* PROBLEM
According to the article on Chabad emissaries, why are about 200 new rabbis and their wives staged in Brooklyn? Answer in one to three sentences.

* SOURCE
= = =

David Eliezrie is a rabbi — the head of a Yorba Linda synagogue. One of his sons is a rabbi, and two of Eliezrie's daughters married rabbis.
The three children are schluchim, or members of rabbi-and-wife emissary teams sent around the world under the Chabad-Lubavitch banner, a small, growing and controversial Hasidic branch of Judaism.
In an era where some denominations — Roman Catholicism, for example — have left pulpits empty because of clergy shortages, the offspring of Chabad rabbis are following in their parents' footsteps in such numbers that a surplus of about 200 new rabbis and their wives are now staged in Brooklyn, awaiting assignments around the world, Lubavitch officials said.
To become an emissary is "like getting into Harvard, only better," said Naomi Blesofsky, 24, one of David Eliezrie's daughters. "To live this life gives you purpose and is an honor in our community."
In California, a remarkable 67% of the Chabad rabbis' married children have become emissaries — rabbis or wives of clergy — according to the movement.
Nine more children are in their final stages of becoming schluchim, giving California 100 emissaries who have followed their parents' calling. Those schluchim — pronounced sh-LOOK-um — come from 25 families.
Chabad doesn't keep national or international statistics on the phenomenon, but officials said California's percentage reflects what's happened elsewhere.
It's unclear how many second-generation rabbis are produced, on average, within other Jewish traditions, but experts agree that the percentage is far below Chabad's.
Lubavitchers say their success in attracting new emissaries from rabbi-led families confirms the authenticity of Chabad's belief that its highest calling is to help other Jews.

= = =

(Layout records)
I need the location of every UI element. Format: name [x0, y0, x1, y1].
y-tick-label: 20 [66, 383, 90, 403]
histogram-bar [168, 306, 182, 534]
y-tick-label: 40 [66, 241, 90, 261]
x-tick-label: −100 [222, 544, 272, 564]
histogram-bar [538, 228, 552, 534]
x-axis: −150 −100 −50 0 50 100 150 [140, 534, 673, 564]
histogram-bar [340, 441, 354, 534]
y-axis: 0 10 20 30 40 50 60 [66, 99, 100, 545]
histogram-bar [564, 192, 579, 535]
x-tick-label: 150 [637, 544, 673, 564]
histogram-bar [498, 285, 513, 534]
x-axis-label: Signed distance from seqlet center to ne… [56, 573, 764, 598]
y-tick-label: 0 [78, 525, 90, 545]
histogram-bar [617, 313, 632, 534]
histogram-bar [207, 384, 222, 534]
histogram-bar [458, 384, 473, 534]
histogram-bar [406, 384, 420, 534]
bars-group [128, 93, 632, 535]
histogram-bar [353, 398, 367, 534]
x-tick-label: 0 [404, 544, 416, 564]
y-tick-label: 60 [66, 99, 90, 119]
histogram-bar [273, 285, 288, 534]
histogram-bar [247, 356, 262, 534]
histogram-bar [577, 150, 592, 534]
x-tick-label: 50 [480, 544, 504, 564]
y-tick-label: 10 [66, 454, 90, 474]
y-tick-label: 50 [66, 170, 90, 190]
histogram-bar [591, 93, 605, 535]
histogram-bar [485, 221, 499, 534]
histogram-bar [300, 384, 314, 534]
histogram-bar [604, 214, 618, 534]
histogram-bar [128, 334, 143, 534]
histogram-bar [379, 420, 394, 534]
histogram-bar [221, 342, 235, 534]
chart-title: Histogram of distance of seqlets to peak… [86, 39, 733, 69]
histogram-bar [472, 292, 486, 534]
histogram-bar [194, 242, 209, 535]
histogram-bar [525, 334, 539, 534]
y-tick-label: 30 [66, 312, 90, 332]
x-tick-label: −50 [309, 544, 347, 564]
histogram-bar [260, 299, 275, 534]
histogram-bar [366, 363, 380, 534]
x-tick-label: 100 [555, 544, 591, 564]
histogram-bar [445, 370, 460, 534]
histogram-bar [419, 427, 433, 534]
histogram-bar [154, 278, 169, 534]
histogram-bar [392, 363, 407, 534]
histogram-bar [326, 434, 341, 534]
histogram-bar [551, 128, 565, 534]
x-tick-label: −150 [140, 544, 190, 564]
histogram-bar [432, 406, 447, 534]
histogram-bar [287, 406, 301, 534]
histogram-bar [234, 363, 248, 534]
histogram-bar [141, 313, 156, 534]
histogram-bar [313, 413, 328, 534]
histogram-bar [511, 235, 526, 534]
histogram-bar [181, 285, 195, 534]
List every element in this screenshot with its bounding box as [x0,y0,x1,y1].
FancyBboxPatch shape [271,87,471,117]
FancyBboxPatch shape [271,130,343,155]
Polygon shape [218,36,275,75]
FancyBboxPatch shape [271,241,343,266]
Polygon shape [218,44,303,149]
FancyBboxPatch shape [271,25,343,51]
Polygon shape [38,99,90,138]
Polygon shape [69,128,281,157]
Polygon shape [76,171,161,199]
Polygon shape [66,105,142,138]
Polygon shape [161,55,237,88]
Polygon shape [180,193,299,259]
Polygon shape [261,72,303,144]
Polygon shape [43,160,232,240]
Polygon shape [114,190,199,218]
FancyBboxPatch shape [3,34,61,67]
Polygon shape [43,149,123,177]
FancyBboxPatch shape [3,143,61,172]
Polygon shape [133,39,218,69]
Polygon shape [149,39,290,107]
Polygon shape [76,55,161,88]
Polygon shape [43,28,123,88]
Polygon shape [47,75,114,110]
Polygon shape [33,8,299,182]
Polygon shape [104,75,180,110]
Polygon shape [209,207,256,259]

= = =

* ANSWER FOR THE TASK
So many children of Chabad rabbis are following in their parents' footsteps that there is a surplus of about 200 new rabbis and their wives. They are staged in Brooklyn while they await assignments around the world, Lubavitch officials said.